*What is needed*
Collect each line containing "Christ".
— begin Records to use —
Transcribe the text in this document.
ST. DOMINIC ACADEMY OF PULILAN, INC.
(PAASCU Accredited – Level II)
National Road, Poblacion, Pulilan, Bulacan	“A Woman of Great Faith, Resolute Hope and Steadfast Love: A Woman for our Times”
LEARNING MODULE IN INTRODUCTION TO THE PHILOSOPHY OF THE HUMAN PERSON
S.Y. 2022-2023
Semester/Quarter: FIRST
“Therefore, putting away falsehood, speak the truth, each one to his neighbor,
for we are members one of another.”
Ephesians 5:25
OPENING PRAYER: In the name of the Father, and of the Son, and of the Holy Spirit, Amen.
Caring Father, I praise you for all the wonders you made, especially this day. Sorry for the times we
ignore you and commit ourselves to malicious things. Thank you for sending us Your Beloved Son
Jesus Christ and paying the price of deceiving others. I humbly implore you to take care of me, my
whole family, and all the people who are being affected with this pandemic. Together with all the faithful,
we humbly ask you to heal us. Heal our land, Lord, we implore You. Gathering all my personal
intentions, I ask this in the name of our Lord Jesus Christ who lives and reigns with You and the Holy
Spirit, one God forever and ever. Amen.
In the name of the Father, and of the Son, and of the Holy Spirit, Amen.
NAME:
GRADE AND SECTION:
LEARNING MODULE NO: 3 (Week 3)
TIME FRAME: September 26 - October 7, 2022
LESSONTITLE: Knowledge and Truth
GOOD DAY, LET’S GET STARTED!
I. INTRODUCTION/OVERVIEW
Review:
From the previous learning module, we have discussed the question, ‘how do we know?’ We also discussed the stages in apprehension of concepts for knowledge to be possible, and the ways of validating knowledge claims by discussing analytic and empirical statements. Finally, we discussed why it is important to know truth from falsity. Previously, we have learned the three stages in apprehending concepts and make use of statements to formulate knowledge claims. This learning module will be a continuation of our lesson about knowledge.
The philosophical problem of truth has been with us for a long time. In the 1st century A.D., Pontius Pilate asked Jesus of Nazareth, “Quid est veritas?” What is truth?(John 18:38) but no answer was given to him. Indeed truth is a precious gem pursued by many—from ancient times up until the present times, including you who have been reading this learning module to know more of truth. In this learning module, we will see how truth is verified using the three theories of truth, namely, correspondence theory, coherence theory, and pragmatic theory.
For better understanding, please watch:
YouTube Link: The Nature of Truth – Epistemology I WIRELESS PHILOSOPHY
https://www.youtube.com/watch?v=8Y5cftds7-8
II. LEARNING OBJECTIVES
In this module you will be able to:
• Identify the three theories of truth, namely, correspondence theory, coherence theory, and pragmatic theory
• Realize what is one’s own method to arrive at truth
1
— end Records to use —
*Answer to the problem*
Jesus Christ and paying the price of deceiving others. I humbly implore you to take care of me, my
intentions, I ask this in the name of our Lord Jesus Christ who lives and reigns with You and the Holy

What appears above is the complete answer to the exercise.